GIVEN ENTRIES ->
[START]

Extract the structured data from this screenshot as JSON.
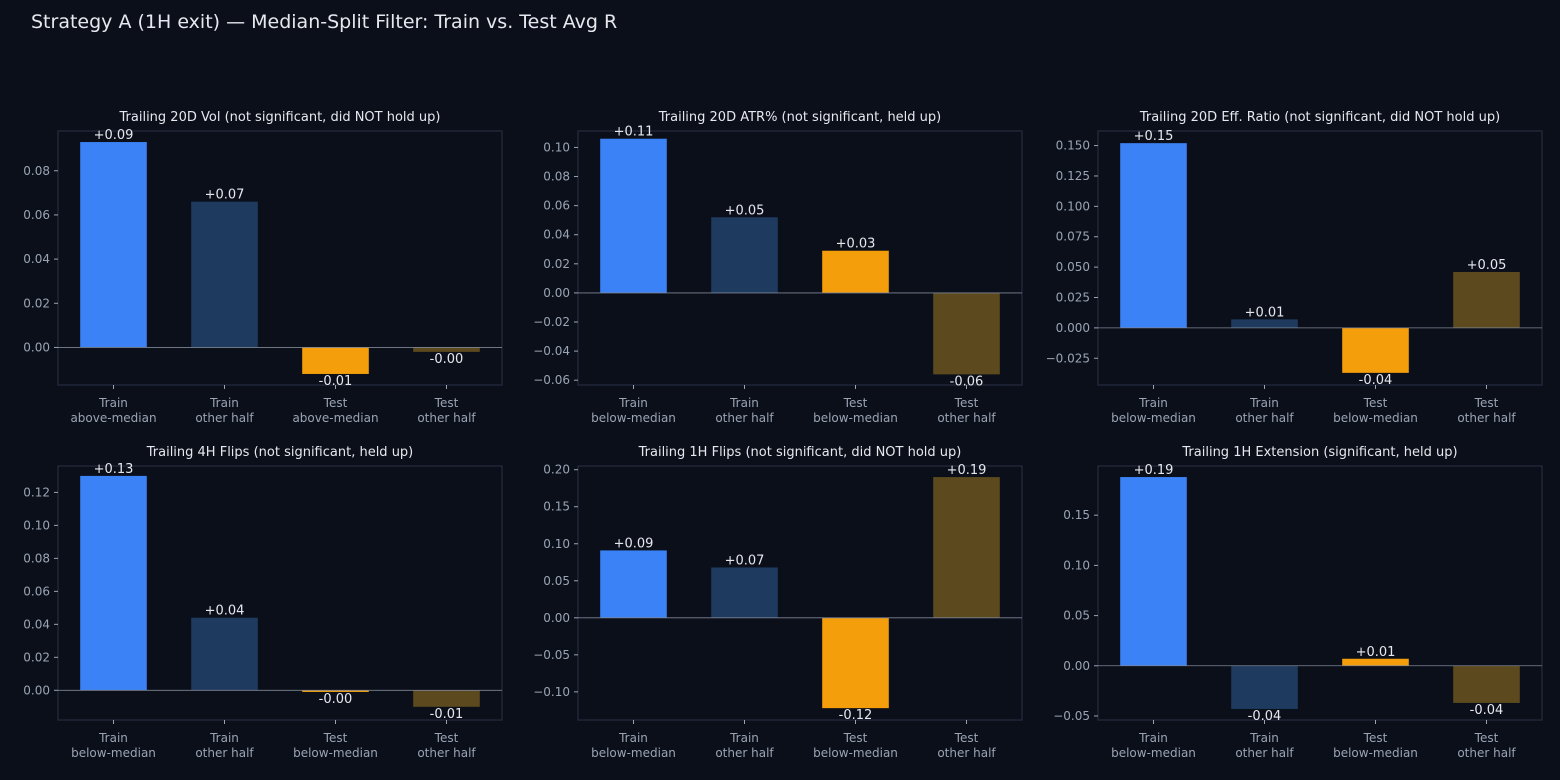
{
  "figure_title": "Strategy A (1H exit) — Median-Split Filter: Train vs. Test Avg R",
  "colors": {
    "background": "#0b0f19",
    "train_primary": "#3b82f6",
    "train_other": "#1e3a5f",
    "test_primary": "#f59e0b",
    "test_other": "#5c4a1e",
    "text": "#e6e8ee",
    "axis_text": "#9aa4b5",
    "frame": "#2a3245"
  },
  "chart_data": [
    {
      "type": "bar",
      "title": "Trailing 20D Vol (not significant, did NOT hold up)",
      "categories": [
        "Train\nabove-median",
        "Train\nother half",
        "Test\nabove-median",
        "Test\nother half"
      ],
      "values": [
        0.093,
        0.066,
        -0.012,
        -0.002
      ],
      "data_labels": [
        "+0.09",
        "+0.07",
        "-0.01",
        "-0.00"
      ],
      "ylim": [
        -0.017,
        0.098
      ],
      "yticks": [
        0.0,
        0.02,
        0.04,
        0.06,
        0.08
      ],
      "ytick_labels": [
        "0.00",
        "0.02",
        "0.04",
        "0.06",
        "0.08"
      ]
    },
    {
      "type": "bar",
      "title": "Trailing 20D ATR% (not significant, held up)",
      "categories": [
        "Train\nbelow-median",
        "Train\nother half",
        "Test\nbelow-median",
        "Test\nother half"
      ],
      "values": [
        0.106,
        0.052,
        0.029,
        -0.056
      ],
      "data_labels": [
        "+0.11",
        "+0.05",
        "+0.03",
        "-0.06"
      ],
      "ylim": [
        -0.0633,
        0.1113
      ],
      "yticks": [
        -0.06,
        -0.04,
        -0.02,
        0.0,
        0.02,
        0.04,
        0.06,
        0.08,
        0.1
      ],
      "ytick_labels": [
        "−0.06",
        "−0.04",
        "−0.02",
        "0.00",
        "0.02",
        "0.04",
        "0.06",
        "0.08",
        "0.10"
      ]
    },
    {
      "type": "bar",
      "title": "Trailing 20D Eff. Ratio (not significant, did NOT hold up)",
      "categories": [
        "Train\nbelow-median",
        "Train\nother half",
        "Test\nbelow-median",
        "Test\nother half"
      ],
      "values": [
        0.152,
        0.007,
        -0.037,
        0.046
      ],
      "data_labels": [
        "+0.15",
        "+0.01",
        "-0.04",
        "+0.05"
      ],
      "ylim": [
        -0.047,
        0.162
      ],
      "yticks": [
        -0.025,
        0.0,
        0.025,
        0.05,
        0.075,
        0.1,
        0.125,
        0.15
      ],
      "ytick_labels": [
        "−0.025",
        "0.000",
        "0.025",
        "0.050",
        "0.075",
        "0.100",
        "0.125",
        "0.150"
      ]
    },
    {
      "type": "bar",
      "title": "Trailing 4H Flips (not significant, held up)",
      "categories": [
        "Train\nbelow-median",
        "Train\nother half",
        "Test\nbelow-median",
        "Test\nother half"
      ],
      "values": [
        0.13,
        0.044,
        -0.001,
        -0.01
      ],
      "data_labels": [
        "+0.13",
        "+0.04",
        "-0.00",
        "-0.01"
      ],
      "ylim": [
        -0.018,
        0.136
      ],
      "yticks": [
        0.0,
        0.02,
        0.04,
        0.06,
        0.08,
        0.1,
        0.12
      ],
      "ytick_labels": [
        "0.00",
        "0.02",
        "0.04",
        "0.06",
        "0.08",
        "0.10",
        "0.12"
      ]
    },
    {
      "type": "bar",
      "title": "Trailing 1H Flips (not significant, did NOT hold up)",
      "categories": [
        "Train\nbelow-median",
        "Train\nother half",
        "Test\nbelow-median",
        "Test\nother half"
      ],
      "values": [
        0.091,
        0.068,
        -0.122,
        0.19
      ],
      "data_labels": [
        "+0.09",
        "+0.07",
        "-0.12",
        "+0.19"
      ],
      "ylim": [
        -0.138,
        0.205
      ],
      "yticks": [
        -0.1,
        -0.05,
        0.0,
        0.05,
        0.1,
        0.15,
        0.2
      ],
      "ytick_labels": [
        "−0.10",
        "−0.05",
        "0.00",
        "0.05",
        "0.10",
        "0.15",
        "0.20"
      ]
    },
    {
      "type": "bar",
      "title": "Trailing 1H Extension (significant, held up)",
      "categories": [
        "Train\nbelow-median",
        "Train\nother half",
        "Test\nbelow-median",
        "Test\nother half"
      ],
      "values": [
        0.188,
        -0.043,
        0.007,
        -0.037
      ],
      "data_labels": [
        "+0.19",
        "-0.04",
        "+0.01",
        "-0.04"
      ],
      "ylim": [
        -0.054,
        0.199
      ],
      "yticks": [
        -0.05,
        0.0,
        0.05,
        0.1,
        0.15
      ],
      "ytick_labels": [
        "−0.05",
        "0.00",
        "0.05",
        "0.10",
        "0.15"
      ]
    }
  ]
}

[END]

EXERCISE GOAL ->
Take the listing above and print it exactly, apart from the pictures.

WRITTEN RESPONSE ->
Extract the structured data from this screenshot as JSON.
{
  "figure_title": "Strategy A (1H exit) — Median-Split Filter: Train vs. Test Avg R",
  "colors": {
    "background": "#0b0f19",
    "train_primary": "#3b82f6",
    "train_other": "#1e3a5f",
    "test_primary": "#f59e0b",
    "test_other": "#5c4a1e",
    "text": "#e6e8ee",
    "axis_text": "#9aa4b5",
    "frame": "#2a3245"
  },
  "chart_data": [
    {
      "type": "bar",
      "title": "Trailing 20D Vol (not significant, did NOT hold up)",
      "categories": [
        "Train\nabove-median",
        "Train\nother half",
        "Test\nabove-median",
        "Test\nother half"
      ],
      "values": [
        0.093,
        0.066,
        -0.012,
        -0.002
      ],
      "data_labels": [
        "+0.09",
        "+0.07",
        "-0.01",
        "-0.00"
      ],
      "ylim": [
        -0.017,
        0.098
      ],
      "yticks": [
        0.0,
        0.02,
        0.04,
        0.06,
        0.08
      ],
      "ytick_labels": [
        "0.00",
        "0.02",
        "0.04",
        "0.06",
        "0.08"
      ]
    },
    {
      "type": "bar",
      "title": "Trailing 20D ATR% (not significant, held up)",
      "categories": [
        "Train\nbelow-median",
        "Train\nother half",
        "Test\nbelow-median",
        "Test\nother half"
      ],
      "values": [
        0.106,
        0.052,
        0.029,
        -0.056
      ],
      "data_labels": [
        "+0.11",
        "+0.05",
        "+0.03",
        "-0.06"
      ],
      "ylim": [
        -0.0633,
        0.1113
      ],
      "yticks": [
        -0.06,
        -0.04,
        -0.02,
        0.0,
        0.02,
        0.04,
        0.06,
        0.08,
        0.1
      ],
      "ytick_labels": [
        "−0.06",
        "−0.04",
        "−0.02",
        "0.00",
        "0.02",
        "0.04",
        "0.06",
        "0.08",
        "0.10"
      ]
    },
    {
      "type": "bar",
      "title": "Trailing 20D Eff. Ratio (not significant, did NOT hold up)",
      "categories": [
        "Train\nbelow-median",
        "Train\nother half",
        "Test\nbelow-median",
        "Test\nother half"
      ],
      "values": [
        0.152,
        0.007,
        -0.037,
        0.046
      ],
      "data_labels": [
        "+0.15",
        "+0.01",
        "-0.04",
        "+0.05"
      ],
      "ylim": [
        -0.047,
        0.162
      ],
      "yticks": [
        -0.025,
        0.0,
        0.025,
        0.05,
        0.075,
        0.1,
        0.125,
        0.15
      ],
      "ytick_labels": [
        "−0.025",
        "0.000",
        "0.025",
        "0.050",
        "0.075",
        "0.100",
        "0.125",
        "0.150"
      ]
    },
    {
      "type": "bar",
      "title": "Trailing 4H Flips (not significant, held up)",
      "categories": [
        "Train\nbelow-median",
        "Train\nother half",
        "Test\nbelow-median",
        "Test\nother half"
      ],
      "values": [
        0.13,
        0.044,
        -0.001,
        -0.01
      ],
      "data_labels": [
        "+0.13",
        "+0.04",
        "-0.00",
        "-0.01"
      ],
      "ylim": [
        -0.018,
        0.136
      ],
      "yticks": [
        0.0,
        0.02,
        0.04,
        0.06,
        0.08,
        0.1,
        0.12
      ],
      "ytick_labels": [
        "0.00",
        "0.02",
        "0.04",
        "0.06",
        "0.08",
        "0.10",
        "0.12"
      ]
    },
    {
      "type": "bar",
      "title": "Trailing 1H Flips (not significant, did NOT hold up)",
      "categories": [
        "Train\nbelow-median",
        "Train\nother half",
        "Test\nbelow-median",
        "Test\nother half"
      ],
      "values": [
        0.091,
        0.068,
        -0.122,
        0.19
      ],
      "data_labels": [
        "+0.09",
        "+0.07",
        "-0.12",
        "+0.19"
      ],
      "ylim": [
        -0.138,
        0.205
      ],
      "yticks": [
        -0.1,
        -0.05,
        0.0,
        0.05,
        0.1,
        0.15,
        0.2
      ],
      "ytick_labels": [
        "−0.10",
        "−0.05",
        "0.00",
        "0.05",
        "0.10",
        "0.15",
        "0.20"
      ]
    },
    {
      "type": "bar",
      "title": "Trailing 1H Extension (significant, held up)",
      "categories": [
        "Train\nbelow-median",
        "Train\nother half",
        "Test\nbelow-median",
        "Test\nother half"
      ],
      "values": [
        0.188,
        -0.043,
        0.007,
        -0.037
      ],
      "data_labels": [
        "+0.19",
        "-0.04",
        "+0.01",
        "-0.04"
      ],
      "ylim": [
        -0.054,
        0.199
      ],
      "yticks": [
        -0.05,
        0.0,
        0.05,
        0.1,
        0.15
      ],
      "ytick_labels": [
        "−0.05",
        "0.00",
        "0.05",
        "0.10",
        "0.15"
      ]
    }
  ]
}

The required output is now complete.